---- DATA

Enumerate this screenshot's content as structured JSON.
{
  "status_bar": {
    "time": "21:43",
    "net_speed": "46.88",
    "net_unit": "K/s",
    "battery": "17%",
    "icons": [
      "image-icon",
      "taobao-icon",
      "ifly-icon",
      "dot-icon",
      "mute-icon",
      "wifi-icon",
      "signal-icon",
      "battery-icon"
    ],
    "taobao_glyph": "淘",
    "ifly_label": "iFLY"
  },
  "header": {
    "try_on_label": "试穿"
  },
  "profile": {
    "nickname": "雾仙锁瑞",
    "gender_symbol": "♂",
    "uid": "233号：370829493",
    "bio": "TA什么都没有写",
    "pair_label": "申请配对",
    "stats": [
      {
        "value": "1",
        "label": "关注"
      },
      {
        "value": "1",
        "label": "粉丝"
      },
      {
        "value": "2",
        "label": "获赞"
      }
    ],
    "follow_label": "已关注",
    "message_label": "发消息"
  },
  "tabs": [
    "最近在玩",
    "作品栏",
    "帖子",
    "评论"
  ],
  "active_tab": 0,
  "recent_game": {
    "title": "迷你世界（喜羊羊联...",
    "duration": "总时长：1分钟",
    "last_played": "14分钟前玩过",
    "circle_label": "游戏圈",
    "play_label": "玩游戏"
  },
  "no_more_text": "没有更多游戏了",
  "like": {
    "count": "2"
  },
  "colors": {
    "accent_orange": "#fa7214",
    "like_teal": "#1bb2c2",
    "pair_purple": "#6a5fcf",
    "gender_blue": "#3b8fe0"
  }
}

--------

• [DIRECTIONS FOR THIS TASK]: Write every entry out again exactly.

• [ANSWER TO THIS TASK]:
Enumerate this screenshot's content as structured JSON.
{
  "status_bar": {
    "time": "21:43",
    "net_speed": "46.88",
    "net_unit": "K/s",
    "battery": "17%",
    "icons": [
      "image-icon",
      "taobao-icon",
      "ifly-icon",
      "dot-icon",
      "mute-icon",
      "wifi-icon",
      "signal-icon",
      "battery-icon"
    ],
    "taobao_glyph": "淘",
    "ifly_label": "iFLY"
  },
  "header": {
    "try_on_label": "试穿"
  },
  "profile": {
    "nickname": "雾仙锁瑞",
    "gender_symbol": "♂",
    "uid": "233号：370829493",
    "bio": "TA什么都没有写",
    "pair_label": "申请配对",
    "stats": [
      {
        "value": "1",
        "label": "关注"
      },
      {
        "value": "1",
        "label": "粉丝"
      },
      {
        "value": "2",
        "label": "获赞"
      }
    ],
    "follow_label": "已关注",
    "message_label": "发消息"
  },
  "tabs": [
    "最近在玩",
    "作品栏",
    "帖子",
    "评论"
  ],
  "active_tab": 0,
  "recent_game": {
    "title": "迷你世界（喜羊羊联...",
    "duration": "总时长：1分钟",
    "last_played": "14分钟前玩过",
    "circle_label": "游戏圈",
    "play_label": "玩游戏"
  },
  "no_more_text": "没有更多游戏了",
  "like": {
    "count": "2"
  },
  "colors": {
    "accent_orange": "#fa7214",
    "like_teal": "#1bb2c2",
    "pair_purple": "#6a5fcf",
    "gender_blue": "#3b8fe0"
  }
}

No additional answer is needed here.